- [What is asked] Which lines in the material below contain the word "通化师范学院"? Copy each of them.

- [Listed records]
☆ ☆ ☆ ☆ ☆

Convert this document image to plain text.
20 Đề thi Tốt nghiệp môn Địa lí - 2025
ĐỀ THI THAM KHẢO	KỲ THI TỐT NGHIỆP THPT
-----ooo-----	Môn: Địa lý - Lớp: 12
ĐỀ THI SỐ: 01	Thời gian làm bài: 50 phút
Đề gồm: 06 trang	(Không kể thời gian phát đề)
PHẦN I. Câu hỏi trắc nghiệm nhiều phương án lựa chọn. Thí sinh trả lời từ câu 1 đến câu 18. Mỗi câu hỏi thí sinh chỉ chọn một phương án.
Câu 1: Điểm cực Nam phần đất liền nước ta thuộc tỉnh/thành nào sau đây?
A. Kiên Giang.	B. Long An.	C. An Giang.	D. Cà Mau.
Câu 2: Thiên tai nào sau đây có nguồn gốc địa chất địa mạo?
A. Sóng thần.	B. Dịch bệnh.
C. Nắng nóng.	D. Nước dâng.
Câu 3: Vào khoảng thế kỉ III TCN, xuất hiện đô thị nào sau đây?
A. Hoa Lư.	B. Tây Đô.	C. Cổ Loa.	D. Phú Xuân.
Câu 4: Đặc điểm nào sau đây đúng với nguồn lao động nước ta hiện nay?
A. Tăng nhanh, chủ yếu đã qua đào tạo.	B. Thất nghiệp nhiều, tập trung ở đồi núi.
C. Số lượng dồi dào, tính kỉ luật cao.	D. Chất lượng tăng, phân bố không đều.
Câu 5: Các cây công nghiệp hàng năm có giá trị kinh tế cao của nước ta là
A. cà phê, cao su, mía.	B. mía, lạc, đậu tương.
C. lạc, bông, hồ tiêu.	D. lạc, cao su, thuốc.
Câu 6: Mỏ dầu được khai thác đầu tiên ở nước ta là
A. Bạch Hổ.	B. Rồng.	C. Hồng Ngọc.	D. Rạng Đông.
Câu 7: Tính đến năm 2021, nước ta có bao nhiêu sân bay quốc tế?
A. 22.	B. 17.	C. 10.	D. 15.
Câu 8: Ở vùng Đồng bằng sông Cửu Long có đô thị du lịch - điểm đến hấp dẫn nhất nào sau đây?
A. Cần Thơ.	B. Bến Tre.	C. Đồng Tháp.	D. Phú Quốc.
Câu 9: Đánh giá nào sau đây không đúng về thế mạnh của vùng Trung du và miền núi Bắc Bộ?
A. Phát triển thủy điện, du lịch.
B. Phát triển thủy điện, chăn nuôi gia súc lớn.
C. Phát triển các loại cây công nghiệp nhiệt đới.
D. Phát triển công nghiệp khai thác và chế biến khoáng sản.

☆ ☆ ☆ ☆ ☆

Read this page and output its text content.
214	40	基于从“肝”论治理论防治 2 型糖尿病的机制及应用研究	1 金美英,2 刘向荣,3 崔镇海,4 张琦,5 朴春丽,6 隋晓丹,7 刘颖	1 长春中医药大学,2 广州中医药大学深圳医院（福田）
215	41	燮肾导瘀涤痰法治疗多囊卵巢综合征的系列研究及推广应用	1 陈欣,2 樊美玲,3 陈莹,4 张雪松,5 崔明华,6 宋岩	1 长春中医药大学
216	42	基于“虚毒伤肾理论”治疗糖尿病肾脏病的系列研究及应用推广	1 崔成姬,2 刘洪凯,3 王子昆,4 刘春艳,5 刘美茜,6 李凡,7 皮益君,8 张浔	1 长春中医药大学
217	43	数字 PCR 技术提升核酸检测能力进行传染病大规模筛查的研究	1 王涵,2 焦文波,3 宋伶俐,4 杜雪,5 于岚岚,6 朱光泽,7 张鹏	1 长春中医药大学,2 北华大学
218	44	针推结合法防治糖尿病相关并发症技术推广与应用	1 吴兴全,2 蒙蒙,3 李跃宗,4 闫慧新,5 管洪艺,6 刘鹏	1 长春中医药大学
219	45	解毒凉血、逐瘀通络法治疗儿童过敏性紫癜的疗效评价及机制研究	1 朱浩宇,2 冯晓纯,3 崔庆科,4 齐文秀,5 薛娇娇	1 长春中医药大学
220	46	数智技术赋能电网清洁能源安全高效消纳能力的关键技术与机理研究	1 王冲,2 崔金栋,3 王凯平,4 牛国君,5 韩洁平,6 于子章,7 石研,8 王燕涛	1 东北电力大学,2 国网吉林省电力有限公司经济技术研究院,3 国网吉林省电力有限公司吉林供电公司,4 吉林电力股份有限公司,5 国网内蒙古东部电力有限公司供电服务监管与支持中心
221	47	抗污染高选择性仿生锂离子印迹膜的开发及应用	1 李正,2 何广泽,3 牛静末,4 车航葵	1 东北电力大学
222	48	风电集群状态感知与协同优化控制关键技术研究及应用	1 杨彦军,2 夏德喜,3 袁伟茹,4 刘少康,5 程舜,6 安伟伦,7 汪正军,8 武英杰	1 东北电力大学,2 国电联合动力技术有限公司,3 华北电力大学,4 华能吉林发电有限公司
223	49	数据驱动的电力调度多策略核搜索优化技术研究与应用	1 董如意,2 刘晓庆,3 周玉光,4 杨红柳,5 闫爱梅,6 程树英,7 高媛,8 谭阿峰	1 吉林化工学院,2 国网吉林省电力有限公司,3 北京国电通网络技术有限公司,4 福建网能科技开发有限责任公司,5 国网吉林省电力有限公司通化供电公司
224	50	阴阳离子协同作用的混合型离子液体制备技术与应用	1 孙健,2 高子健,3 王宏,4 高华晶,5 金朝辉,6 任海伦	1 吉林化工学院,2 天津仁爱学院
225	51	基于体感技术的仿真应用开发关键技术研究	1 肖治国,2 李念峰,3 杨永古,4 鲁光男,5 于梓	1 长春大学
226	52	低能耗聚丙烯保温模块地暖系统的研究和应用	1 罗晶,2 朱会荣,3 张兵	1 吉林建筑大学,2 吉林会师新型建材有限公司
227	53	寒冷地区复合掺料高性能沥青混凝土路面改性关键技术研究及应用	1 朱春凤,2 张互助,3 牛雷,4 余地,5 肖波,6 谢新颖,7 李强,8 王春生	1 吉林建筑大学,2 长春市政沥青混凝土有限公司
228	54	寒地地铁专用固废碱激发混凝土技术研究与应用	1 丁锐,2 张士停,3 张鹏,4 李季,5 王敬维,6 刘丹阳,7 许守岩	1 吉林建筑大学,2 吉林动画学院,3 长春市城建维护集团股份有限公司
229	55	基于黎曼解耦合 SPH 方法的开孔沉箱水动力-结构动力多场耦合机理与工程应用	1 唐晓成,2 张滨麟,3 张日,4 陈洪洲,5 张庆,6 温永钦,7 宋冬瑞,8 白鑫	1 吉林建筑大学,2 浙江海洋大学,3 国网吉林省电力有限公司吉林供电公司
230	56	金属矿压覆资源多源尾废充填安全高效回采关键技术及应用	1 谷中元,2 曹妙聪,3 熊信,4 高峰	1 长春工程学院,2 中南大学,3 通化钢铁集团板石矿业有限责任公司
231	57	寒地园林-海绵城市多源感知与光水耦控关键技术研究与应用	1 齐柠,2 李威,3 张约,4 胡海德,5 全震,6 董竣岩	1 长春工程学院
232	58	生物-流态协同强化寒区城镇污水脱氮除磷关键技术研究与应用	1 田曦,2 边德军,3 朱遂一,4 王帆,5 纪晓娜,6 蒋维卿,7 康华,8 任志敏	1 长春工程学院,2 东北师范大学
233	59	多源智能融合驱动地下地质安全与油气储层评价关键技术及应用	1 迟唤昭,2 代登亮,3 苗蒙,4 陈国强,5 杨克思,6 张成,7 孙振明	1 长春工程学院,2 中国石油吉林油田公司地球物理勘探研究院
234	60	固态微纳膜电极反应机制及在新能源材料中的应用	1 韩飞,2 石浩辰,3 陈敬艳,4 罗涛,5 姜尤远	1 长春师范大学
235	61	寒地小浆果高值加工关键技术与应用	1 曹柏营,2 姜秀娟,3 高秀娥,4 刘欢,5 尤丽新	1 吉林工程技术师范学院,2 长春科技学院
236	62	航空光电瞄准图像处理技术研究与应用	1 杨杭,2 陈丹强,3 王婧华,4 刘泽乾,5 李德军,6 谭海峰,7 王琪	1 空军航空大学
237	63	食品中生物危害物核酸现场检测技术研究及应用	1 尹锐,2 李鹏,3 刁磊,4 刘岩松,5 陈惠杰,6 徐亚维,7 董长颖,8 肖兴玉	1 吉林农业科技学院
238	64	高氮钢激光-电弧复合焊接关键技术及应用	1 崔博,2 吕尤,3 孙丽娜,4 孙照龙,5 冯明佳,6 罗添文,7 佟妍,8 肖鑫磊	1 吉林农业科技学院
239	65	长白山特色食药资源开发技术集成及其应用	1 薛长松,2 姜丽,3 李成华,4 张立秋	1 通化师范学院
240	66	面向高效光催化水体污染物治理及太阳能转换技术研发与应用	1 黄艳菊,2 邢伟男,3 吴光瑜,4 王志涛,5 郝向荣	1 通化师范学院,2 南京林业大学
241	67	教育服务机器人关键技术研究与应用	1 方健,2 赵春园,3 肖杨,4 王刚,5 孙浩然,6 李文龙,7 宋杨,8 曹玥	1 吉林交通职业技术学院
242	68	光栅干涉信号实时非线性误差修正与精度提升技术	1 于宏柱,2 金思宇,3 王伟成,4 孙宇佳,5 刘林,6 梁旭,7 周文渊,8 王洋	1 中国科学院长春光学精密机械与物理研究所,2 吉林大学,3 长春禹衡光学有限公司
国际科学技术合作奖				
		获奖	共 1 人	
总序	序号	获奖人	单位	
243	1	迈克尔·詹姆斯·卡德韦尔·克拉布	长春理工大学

☆ ☆ ☆ ☆ ☆

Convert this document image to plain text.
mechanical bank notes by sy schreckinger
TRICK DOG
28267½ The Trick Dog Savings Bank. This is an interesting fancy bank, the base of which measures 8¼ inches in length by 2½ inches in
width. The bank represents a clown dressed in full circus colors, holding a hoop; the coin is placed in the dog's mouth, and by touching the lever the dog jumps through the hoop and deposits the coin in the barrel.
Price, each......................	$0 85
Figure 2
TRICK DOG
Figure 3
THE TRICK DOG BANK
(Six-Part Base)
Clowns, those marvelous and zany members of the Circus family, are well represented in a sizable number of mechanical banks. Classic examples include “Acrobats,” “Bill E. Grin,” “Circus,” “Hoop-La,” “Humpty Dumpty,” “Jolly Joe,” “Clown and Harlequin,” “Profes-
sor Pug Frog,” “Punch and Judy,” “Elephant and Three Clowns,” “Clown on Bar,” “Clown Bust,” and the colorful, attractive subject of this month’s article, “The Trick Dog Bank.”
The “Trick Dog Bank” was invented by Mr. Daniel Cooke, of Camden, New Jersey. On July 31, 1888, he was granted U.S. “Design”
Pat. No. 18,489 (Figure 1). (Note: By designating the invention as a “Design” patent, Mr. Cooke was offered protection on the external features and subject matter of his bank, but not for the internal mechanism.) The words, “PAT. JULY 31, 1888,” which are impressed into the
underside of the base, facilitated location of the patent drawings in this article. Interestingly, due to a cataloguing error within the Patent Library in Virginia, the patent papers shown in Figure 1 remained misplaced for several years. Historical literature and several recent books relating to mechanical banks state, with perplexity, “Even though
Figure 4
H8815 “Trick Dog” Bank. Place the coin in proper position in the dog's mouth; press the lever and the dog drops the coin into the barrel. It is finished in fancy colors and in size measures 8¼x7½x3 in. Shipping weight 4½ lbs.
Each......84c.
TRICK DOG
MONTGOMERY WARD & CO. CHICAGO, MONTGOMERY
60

☆ ☆ ☆ ☆ ☆

- [Reply to the task]
239	65	长白山特色食药资源开发技术集成及其应用	1 薛长松,2 姜丽,3 李成华,4 张立秋	1 通化师范学院
240	66	面向高效光催化水体污染物治理及太阳能转换技术研发与应用	1 黄艳菊,2 邢伟男,3 吴光瑜,4 王志涛,5 郝向荣	1 通化师范学院,2 南京林业大学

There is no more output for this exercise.